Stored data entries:

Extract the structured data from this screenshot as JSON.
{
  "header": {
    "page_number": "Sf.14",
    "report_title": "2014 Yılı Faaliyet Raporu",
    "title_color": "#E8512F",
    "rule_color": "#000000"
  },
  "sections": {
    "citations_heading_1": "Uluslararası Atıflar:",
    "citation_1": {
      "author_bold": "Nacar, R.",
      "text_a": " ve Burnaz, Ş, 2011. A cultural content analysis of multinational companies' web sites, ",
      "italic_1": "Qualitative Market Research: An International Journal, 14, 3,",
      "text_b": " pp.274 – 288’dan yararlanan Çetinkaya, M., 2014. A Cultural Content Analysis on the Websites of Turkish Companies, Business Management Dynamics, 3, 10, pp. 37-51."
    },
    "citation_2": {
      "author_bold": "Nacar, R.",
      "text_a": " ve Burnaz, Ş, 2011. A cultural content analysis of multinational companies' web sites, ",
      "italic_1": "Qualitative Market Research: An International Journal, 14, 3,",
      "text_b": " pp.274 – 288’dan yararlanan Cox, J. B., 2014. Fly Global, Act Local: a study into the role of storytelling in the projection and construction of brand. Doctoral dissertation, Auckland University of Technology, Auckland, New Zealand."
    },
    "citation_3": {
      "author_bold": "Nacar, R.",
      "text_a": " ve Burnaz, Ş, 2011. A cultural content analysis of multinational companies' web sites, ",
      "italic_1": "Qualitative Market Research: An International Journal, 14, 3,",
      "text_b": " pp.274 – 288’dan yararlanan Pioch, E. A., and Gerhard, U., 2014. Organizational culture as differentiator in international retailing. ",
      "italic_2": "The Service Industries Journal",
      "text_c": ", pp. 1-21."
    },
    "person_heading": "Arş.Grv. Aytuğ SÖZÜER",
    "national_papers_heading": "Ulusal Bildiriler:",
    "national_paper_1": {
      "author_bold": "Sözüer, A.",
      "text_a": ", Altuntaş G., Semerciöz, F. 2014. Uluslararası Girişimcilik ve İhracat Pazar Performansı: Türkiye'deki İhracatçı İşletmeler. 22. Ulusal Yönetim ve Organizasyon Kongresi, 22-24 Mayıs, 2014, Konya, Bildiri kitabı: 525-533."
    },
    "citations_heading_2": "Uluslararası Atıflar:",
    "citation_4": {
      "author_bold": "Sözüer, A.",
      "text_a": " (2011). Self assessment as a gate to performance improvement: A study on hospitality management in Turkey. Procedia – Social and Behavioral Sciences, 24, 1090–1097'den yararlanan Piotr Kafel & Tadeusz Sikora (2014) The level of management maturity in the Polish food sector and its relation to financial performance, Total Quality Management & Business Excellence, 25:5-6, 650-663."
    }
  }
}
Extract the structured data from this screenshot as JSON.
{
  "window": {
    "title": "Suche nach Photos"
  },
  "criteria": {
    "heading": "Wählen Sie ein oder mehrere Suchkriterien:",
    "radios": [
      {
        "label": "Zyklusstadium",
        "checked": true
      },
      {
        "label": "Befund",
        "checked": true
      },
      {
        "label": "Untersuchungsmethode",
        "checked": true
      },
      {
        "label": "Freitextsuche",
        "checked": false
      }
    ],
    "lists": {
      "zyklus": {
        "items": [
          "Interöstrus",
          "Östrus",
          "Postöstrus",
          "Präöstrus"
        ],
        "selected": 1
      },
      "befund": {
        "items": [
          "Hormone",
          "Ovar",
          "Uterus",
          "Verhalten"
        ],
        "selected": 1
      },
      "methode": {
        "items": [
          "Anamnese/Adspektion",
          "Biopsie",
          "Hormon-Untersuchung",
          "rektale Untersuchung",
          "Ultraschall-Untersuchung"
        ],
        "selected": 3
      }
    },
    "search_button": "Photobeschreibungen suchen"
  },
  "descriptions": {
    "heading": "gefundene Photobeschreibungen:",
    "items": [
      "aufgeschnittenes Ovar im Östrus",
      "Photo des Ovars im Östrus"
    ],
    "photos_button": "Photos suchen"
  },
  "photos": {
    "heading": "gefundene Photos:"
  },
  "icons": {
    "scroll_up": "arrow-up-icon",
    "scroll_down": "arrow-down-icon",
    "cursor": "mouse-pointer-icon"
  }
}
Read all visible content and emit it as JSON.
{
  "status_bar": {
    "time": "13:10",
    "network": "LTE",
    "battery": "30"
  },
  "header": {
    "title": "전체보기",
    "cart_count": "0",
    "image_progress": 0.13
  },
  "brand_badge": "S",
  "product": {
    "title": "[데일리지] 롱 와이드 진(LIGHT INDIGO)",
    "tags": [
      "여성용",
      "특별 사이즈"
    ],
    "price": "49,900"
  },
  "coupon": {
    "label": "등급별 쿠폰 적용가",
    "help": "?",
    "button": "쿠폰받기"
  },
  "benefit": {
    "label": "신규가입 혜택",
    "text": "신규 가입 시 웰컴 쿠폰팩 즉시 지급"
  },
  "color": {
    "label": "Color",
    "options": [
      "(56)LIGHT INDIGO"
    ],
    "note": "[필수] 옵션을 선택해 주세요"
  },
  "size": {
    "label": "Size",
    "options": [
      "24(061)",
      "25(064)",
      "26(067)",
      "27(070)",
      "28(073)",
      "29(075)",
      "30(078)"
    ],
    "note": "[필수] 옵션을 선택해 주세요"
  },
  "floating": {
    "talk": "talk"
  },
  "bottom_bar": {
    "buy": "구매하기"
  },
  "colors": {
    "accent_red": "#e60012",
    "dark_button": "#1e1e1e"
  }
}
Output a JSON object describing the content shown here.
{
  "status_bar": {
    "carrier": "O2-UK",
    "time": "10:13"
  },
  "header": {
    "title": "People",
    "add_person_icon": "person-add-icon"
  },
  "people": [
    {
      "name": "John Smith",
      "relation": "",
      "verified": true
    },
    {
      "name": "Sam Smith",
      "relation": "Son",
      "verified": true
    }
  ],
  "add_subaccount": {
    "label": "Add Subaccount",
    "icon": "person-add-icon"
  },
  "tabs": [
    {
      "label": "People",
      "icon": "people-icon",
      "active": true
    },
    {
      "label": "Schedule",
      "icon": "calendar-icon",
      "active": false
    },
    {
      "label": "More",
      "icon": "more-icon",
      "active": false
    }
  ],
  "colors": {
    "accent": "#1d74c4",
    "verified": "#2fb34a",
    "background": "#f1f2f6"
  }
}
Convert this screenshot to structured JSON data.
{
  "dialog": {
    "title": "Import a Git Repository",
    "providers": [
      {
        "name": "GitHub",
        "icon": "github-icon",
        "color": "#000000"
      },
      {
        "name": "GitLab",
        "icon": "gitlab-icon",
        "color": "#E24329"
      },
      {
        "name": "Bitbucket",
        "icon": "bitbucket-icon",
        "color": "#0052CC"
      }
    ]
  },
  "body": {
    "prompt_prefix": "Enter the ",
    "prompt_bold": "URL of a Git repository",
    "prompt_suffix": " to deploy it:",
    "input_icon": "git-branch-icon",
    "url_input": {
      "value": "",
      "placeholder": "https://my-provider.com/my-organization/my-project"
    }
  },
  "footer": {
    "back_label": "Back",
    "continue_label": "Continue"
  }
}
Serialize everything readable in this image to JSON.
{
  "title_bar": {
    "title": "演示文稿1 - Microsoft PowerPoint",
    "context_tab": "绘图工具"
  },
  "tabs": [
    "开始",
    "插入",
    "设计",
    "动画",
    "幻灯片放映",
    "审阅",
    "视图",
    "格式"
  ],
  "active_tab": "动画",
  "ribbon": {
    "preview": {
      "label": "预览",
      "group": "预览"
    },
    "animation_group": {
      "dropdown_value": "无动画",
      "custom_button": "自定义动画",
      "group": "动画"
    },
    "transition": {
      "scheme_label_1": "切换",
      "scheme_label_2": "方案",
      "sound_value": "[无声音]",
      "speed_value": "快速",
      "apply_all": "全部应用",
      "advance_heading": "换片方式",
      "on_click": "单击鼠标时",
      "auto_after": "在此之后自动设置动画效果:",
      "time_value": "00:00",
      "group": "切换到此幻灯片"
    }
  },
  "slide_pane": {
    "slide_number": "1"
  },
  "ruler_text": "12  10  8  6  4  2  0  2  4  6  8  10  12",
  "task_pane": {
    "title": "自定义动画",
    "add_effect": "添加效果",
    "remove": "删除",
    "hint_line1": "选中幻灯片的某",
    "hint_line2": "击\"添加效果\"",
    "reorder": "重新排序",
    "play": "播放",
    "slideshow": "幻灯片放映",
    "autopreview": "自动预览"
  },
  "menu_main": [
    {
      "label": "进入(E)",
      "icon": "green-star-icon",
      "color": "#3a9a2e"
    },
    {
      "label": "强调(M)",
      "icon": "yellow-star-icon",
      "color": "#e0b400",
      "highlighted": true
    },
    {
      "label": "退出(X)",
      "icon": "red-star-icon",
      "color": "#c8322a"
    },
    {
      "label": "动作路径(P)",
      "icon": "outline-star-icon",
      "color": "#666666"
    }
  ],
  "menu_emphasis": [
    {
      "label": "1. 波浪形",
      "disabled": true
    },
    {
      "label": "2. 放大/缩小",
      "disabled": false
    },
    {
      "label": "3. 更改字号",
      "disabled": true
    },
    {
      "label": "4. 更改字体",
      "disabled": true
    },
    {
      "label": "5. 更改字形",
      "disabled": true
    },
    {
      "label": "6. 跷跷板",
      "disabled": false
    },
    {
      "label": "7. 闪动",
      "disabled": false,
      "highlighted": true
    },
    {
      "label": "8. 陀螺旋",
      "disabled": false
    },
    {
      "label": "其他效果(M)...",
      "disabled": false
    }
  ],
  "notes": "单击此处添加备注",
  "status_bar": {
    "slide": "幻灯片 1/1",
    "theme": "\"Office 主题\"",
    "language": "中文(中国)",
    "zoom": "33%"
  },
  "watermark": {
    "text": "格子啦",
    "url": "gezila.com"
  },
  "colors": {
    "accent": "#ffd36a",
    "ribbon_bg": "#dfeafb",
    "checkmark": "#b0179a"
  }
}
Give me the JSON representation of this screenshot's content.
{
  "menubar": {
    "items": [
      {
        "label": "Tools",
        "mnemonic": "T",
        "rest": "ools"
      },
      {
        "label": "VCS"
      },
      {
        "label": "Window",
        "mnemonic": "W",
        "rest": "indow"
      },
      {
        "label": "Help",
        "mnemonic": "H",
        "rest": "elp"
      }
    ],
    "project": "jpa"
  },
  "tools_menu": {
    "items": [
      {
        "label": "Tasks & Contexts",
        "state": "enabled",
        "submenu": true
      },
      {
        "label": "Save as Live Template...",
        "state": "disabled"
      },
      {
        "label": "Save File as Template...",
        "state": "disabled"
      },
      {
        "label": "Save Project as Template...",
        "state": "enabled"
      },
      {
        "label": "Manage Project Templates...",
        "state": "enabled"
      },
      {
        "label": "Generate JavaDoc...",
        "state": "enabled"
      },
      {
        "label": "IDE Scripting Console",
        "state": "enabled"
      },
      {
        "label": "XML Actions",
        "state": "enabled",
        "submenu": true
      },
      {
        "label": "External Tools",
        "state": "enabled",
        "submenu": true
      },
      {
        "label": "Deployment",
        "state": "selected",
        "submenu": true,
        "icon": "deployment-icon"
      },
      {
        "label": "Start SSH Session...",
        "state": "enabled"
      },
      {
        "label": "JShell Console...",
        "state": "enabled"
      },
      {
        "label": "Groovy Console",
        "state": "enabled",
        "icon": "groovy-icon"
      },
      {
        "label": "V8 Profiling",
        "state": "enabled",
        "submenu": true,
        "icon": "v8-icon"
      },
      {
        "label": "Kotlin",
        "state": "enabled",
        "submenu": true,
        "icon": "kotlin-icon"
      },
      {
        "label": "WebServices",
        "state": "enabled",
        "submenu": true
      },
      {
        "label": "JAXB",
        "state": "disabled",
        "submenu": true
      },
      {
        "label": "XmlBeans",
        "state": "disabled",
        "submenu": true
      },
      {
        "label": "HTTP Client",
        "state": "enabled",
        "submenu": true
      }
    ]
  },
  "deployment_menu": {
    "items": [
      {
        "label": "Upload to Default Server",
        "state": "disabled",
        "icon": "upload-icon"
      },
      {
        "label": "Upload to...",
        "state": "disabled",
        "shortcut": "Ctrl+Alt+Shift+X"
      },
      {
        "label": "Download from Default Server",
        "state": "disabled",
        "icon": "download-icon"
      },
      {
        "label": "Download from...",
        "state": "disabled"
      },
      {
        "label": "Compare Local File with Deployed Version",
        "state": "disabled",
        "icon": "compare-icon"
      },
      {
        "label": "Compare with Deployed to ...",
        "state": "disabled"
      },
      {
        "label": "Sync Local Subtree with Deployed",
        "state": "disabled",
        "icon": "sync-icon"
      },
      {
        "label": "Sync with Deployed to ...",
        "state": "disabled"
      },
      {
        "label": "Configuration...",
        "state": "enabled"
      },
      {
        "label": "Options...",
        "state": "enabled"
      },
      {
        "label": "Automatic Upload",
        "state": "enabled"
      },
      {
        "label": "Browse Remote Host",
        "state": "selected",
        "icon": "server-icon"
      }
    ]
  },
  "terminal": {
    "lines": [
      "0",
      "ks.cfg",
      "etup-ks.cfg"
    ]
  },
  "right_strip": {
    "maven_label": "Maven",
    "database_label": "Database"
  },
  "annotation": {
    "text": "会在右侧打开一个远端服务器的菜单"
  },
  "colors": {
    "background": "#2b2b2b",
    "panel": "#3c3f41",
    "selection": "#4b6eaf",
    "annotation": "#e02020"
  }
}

*What you have to do*:
Every line in the data that holds "screenshot" should be copied out.

*Exercise output*:
Extract the structured data from this screenshot as JSON.
Extract the structured data from this screenshot as JSON.
Convert this screenshot to structured JSON data.
Give me the JSON representation of this screenshot's content.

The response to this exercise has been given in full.